Could you write out the records below exactly as they appear?

### EXTRACTED DATA
..............................

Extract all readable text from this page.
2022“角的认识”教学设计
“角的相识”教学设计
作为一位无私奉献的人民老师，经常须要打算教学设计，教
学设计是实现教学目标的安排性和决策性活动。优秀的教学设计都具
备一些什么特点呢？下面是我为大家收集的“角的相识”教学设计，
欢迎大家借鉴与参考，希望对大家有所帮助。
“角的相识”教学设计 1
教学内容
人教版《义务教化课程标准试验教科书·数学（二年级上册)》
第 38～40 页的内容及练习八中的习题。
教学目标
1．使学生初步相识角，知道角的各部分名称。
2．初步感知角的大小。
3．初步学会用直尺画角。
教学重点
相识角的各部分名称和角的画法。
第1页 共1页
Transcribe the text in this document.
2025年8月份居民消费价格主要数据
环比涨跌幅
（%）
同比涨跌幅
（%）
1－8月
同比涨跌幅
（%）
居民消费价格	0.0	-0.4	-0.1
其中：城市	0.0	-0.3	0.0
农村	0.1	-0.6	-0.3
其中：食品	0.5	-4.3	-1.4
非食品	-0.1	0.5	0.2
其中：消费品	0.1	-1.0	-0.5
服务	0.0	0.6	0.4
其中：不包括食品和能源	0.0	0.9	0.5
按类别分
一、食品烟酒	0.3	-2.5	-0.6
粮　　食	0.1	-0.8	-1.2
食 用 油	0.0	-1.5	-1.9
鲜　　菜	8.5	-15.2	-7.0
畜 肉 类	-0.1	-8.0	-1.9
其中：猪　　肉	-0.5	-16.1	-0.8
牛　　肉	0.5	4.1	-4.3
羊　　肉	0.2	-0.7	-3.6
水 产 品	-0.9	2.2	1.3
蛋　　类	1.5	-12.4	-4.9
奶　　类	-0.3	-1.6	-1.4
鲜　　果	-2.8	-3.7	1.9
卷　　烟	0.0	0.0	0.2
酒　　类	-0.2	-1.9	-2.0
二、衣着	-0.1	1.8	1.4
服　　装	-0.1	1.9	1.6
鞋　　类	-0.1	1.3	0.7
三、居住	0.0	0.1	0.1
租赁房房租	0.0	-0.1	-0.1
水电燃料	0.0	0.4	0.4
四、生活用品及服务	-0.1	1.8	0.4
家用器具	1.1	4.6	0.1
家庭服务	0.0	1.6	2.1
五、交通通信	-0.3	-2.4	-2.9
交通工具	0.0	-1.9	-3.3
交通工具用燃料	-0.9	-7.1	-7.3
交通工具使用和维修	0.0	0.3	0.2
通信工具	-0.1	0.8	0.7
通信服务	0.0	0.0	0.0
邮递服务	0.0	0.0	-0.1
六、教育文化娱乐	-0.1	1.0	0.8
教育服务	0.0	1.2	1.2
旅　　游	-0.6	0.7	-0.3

..............................

### EXERCISE OUTPUT
Extract all readable text from this page.
2022“角的认识”教学设计
“角的相识”教学设计
作为一位无私奉献的人民老师，经常须要打算教学设计，教
学设计是实现教学目标的安排性和决策性活动。优秀的教学设计都具
备一些什么特点呢？下面是我为大家收集的“角的相识”教学设计，
欢迎大家借鉴与参考，希望对大家有所帮助。
“角的相识”教学设计 1
教学内容
人教版《义务教化课程标准试验教科书·数学（二年级上册)》
第 38～40 页的内容及练习八中的习题。
教学目标
1．使学生初步相识角，知道角的各部分名称。
2．初步感知角的大小。
3．初步学会用直尺画角。
教学重点
相识角的各部分名称和角的画法。
第1页 共1页
Transcribe the text in this document.
2025年8月份居民消费价格主要数据
环比涨跌幅
（%）
同比涨跌幅
（%）
1－8月
同比涨跌幅
（%）
居民消费价格	0.0	-0.4	-0.1
其中：城市	0.0	-0.3	0.0
农村	0.1	-0.6	-0.3
其中：食品	0.5	-4.3	-1.4
非食品	-0.1	0.5	0.2
其中：消费品	0.1	-1.0	-0.5
服务	0.0	0.6	0.4
其中：不包括食品和能源	0.0	0.9	0.5
按类别分
一、食品烟酒	0.3	-2.5	-0.6
粮　　食	0.1	-0.8	-1.2
食 用 油	0.0	-1.5	-1.9
鲜　　菜	8.5	-15.2	-7.0
畜 肉 类	-0.1	-8.0	-1.9
其中：猪　　肉	-0.5	-16.1	-0.8
牛　　肉	0.5	4.1	-4.3
羊　　肉	0.2	-0.7	-3.6
水 产 品	-0.9	2.2	1.3
蛋　　类	1.5	-12.4	-4.9
奶　　类	-0.3	-1.6	-1.4
鲜　　果	-2.8	-3.7	1.9
卷　　烟	0.0	0.0	0.2
酒　　类	-0.2	-1.9	-2.0
二、衣着	-0.1	1.8	1.4
服　　装	-0.1	1.9	1.6
鞋　　类	-0.1	1.3	0.7
三、居住	0.0	0.1	0.1
租赁房房租	0.0	-0.1	-0.1
水电燃料	0.0	0.4	0.4
四、生活用品及服务	-0.1	1.8	0.4
家用器具	1.1	4.6	0.1
家庭服务	0.0	1.6	2.1
五、交通通信	-0.3	-2.4	-2.9
交通工具	0.0	-1.9	-3.3
交通工具用燃料	-0.9	-7.1	-7.3
交通工具使用和维修	0.0	0.3	0.2
通信工具	-0.1	0.8	0.7
通信服务	0.0	0.0	0.0
邮递服务	0.0	0.0	-0.1
六、教育文化娱乐	-0.1	1.0	0.8
教育服务	0.0	1.2	1.2
旅　　游	-0.6	0.7	-0.3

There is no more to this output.